→ Written instruction
Word for word, set down the records and skip each picture.

→ Data provided

──────────

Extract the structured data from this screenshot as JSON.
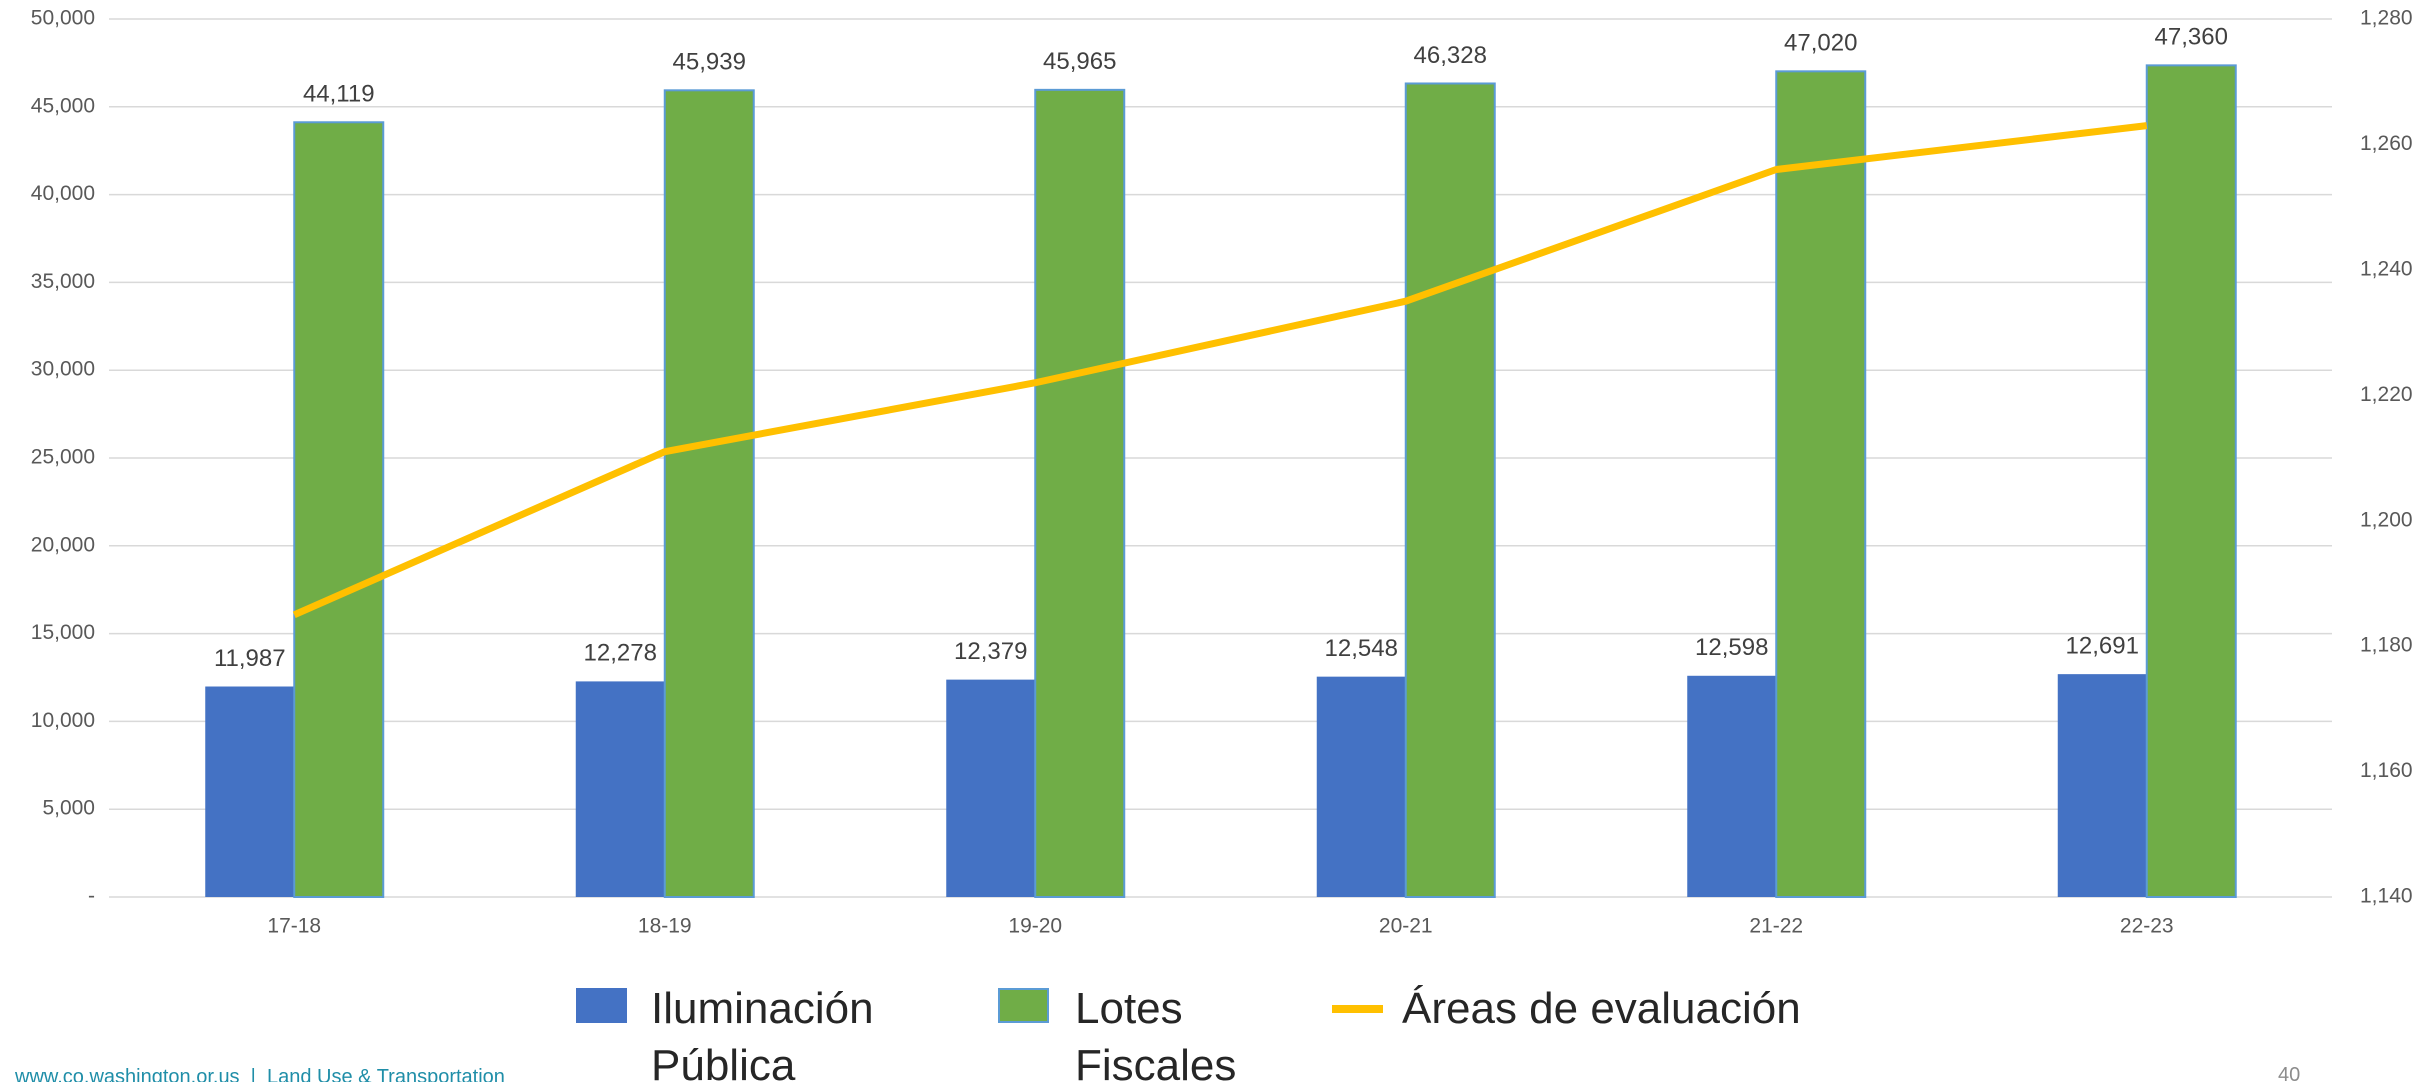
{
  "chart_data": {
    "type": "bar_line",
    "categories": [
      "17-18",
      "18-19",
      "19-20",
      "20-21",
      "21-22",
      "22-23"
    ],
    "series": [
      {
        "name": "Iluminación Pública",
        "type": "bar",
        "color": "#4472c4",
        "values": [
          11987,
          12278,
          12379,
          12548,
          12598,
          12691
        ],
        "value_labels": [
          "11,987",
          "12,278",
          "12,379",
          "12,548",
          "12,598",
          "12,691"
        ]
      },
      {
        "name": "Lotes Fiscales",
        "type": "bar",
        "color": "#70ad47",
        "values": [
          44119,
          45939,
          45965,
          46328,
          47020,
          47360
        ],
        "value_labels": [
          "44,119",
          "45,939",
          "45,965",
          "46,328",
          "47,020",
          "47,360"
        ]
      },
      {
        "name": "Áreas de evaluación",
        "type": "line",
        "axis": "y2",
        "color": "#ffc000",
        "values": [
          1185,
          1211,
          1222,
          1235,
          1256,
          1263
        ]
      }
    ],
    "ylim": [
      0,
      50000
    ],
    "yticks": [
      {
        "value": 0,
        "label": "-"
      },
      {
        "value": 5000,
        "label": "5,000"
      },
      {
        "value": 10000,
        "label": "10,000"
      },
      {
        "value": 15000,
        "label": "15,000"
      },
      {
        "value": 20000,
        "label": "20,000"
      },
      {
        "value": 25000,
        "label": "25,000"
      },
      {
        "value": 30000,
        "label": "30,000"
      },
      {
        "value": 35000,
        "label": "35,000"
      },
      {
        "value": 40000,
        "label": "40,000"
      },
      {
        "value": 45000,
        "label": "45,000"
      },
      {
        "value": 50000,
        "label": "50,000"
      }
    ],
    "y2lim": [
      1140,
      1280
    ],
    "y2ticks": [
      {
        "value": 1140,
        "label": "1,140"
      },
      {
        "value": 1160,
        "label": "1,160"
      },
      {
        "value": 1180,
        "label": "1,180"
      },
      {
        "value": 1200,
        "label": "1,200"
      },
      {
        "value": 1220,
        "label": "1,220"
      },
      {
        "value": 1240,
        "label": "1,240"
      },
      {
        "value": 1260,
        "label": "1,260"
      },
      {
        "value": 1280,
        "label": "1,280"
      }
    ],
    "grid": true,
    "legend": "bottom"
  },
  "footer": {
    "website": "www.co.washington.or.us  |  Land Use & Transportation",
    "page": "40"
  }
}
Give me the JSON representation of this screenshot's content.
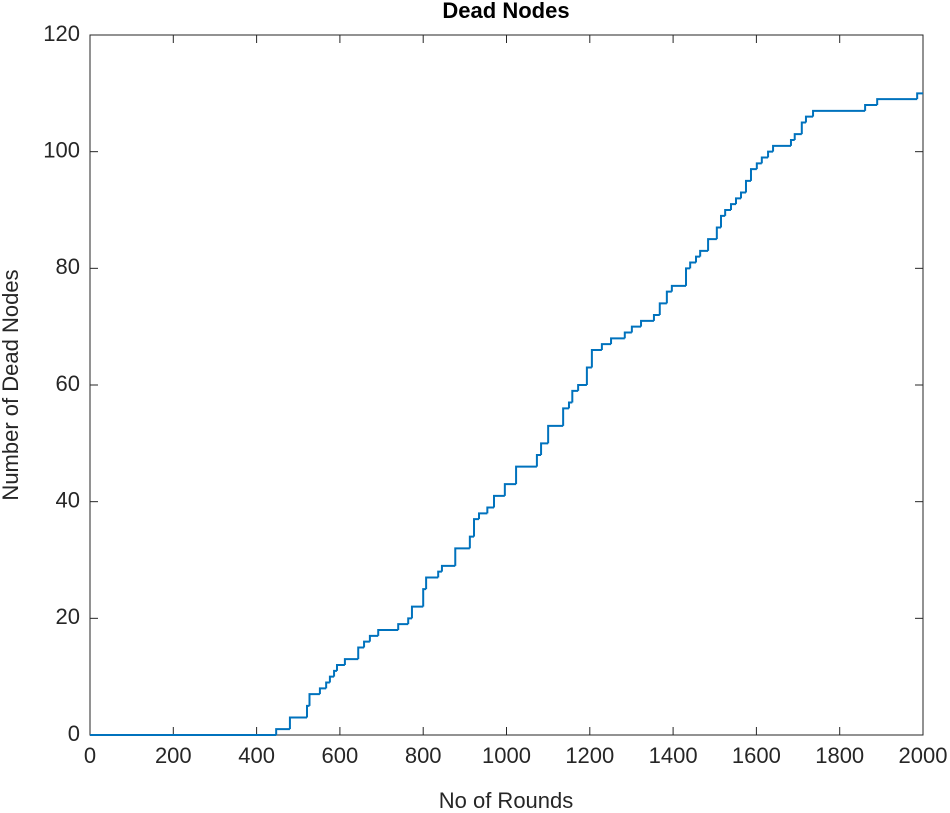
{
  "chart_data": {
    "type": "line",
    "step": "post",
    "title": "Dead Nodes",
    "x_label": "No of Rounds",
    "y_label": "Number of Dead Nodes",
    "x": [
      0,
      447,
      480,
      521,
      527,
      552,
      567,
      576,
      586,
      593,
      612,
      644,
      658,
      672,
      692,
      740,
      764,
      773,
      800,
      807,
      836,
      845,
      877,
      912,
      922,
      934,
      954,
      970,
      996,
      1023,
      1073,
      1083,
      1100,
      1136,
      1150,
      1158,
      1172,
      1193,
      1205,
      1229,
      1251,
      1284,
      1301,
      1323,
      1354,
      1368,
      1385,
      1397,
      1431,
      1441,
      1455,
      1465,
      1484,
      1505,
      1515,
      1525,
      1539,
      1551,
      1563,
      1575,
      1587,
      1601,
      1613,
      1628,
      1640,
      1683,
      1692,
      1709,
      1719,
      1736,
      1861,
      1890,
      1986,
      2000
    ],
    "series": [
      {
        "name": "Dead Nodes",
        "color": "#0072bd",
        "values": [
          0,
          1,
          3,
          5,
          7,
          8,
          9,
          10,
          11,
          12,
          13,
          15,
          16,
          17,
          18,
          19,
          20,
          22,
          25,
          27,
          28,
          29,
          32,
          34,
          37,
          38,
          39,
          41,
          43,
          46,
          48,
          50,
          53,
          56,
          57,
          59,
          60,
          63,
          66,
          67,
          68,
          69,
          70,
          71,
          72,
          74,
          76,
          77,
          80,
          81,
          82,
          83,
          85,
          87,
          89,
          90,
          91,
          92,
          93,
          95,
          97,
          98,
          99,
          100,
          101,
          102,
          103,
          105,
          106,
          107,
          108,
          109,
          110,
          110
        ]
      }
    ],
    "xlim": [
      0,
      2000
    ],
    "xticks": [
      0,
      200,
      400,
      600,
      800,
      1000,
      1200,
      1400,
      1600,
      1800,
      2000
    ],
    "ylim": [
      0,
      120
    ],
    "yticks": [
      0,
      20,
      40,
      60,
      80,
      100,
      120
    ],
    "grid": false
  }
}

──────────

→ Problem solution
Extract the structured data from this screenshot as JSON.
{
  "chart_data": {
    "type": "bar_line",
    "categories": [
      "17-18",
      "18-19",
      "19-20",
      "20-21",
      "21-22",
      "22-23"
    ],
    "series": [
      {
        "name": "Iluminación Pública",
        "type": "bar",
        "color": "#4472c4",
        "values": [
          11987,
          12278,
          12379,
          12548,
          12598,
          12691
        ],
        "value_labels": [
          "11,987",
          "12,278",
          "12,379",
          "12,548",
          "12,598",
          "12,691"
        ]
      },
      {
        "name": "Lotes Fiscales",
        "type": "bar",
        "color": "#70ad47",
        "values": [
          44119,
          45939,
          45965,
          46328,
          47020,
          47360
        ],
        "value_labels": [
          "44,119",
          "45,939",
          "45,965",
          "46,328",
          "47,020",
          "47,360"
        ]
      },
      {
        "name": "Áreas de evaluación",
        "type": "line",
        "axis": "y2",
        "color": "#ffc000",
        "values": [
          1185,
          1211,
          1222,
          1235,
          1256,
          1263
        ]
      }
    ],
    "ylim": [
      0,
      50000
    ],
    "yticks": [
      {
        "value": 0,
        "label": "-"
      },
      {
        "value": 5000,
        "label": "5,000"
      },
      {
        "value": 10000,
        "label": "10,000"
      },
      {
        "value": 15000,
        "label": "15,000"
      },
      {
        "value": 20000,
        "label": "20,000"
      },
      {
        "value": 25000,
        "label": "25,000"
      },
      {
        "value": 30000,
        "label": "30,000"
      },
      {
        "value": 35000,
        "label": "35,000"
      },
      {
        "value": 40000,
        "label": "40,000"
      },
      {
        "value": 45000,
        "label": "45,000"
      },
      {
        "value": 50000,
        "label": "50,000"
      }
    ],
    "y2lim": [
      1140,
      1280
    ],
    "y2ticks": [
      {
        "value": 1140,
        "label": "1,140"
      },
      {
        "value": 1160,
        "label": "1,160"
      },
      {
        "value": 1180,
        "label": "1,180"
      },
      {
        "value": 1200,
        "label": "1,200"
      },
      {
        "value": 1220,
        "label": "1,220"
      },
      {
        "value": 1240,
        "label": "1,240"
      },
      {
        "value": 1260,
        "label": "1,260"
      },
      {
        "value": 1280,
        "label": "1,280"
      }
    ],
    "grid": true,
    "legend": "bottom"
  },
  "footer": {
    "website": "www.co.washington.or.us  |  Land Use & Transportation",
    "page": "40"
  }
}
Give me the JSON representation of this screenshot's content.
{
  "chart_data": {
    "type": "line",
    "step": "post",
    "title": "Dead Nodes",
    "x_label": "No of Rounds",
    "y_label": "Number of Dead Nodes",
    "x": [
      0,
      447,
      480,
      521,
      527,
      552,
      567,
      576,
      586,
      593,
      612,
      644,
      658,
      672,
      692,
      740,
      764,
      773,
      800,
      807,
      836,
      845,
      877,
      912,
      922,
      934,
      954,
      970,
      996,
      1023,
      1073,
      1083,
      1100,
      1136,
      1150,
      1158,
      1172,
      1193,
      1205,
      1229,
      1251,
      1284,
      1301,
      1323,
      1354,
      1368,
      1385,
      1397,
      1431,
      1441,
      1455,
      1465,
      1484,
      1505,
      1515,
      1525,
      1539,
      1551,
      1563,
      1575,
      1587,
      1601,
      1613,
      1628,
      1640,
      1683,
      1692,
      1709,
      1719,
      1736,
      1861,
      1890,
      1986,
      2000
    ],
    "series": [
      {
        "name": "Dead Nodes",
        "color": "#0072bd",
        "values": [
          0,
          1,
          3,
          5,
          7,
          8,
          9,
          10,
          11,
          12,
          13,
          15,
          16,
          17,
          18,
          19,
          20,
          22,
          25,
          27,
          28,
          29,
          32,
          34,
          37,
          38,
          39,
          41,
          43,
          46,
          48,
          50,
          53,
          56,
          57,
          59,
          60,
          63,
          66,
          67,
          68,
          69,
          70,
          71,
          72,
          74,
          76,
          77,
          80,
          81,
          82,
          83,
          85,
          87,
          89,
          90,
          91,
          92,
          93,
          95,
          97,
          98,
          99,
          100,
          101,
          102,
          103,
          105,
          106,
          107,
          108,
          109,
          110,
          110
        ]
      }
    ],
    "xlim": [
      0,
      2000
    ],
    "xticks": [
      0,
      200,
      400,
      600,
      800,
      1000,
      1200,
      1400,
      1600,
      1800,
      2000
    ],
    "ylim": [
      0,
      120
    ],
    "yticks": [
      0,
      20,
      40,
      60,
      80,
      100,
      120
    ],
    "grid": false
  }
}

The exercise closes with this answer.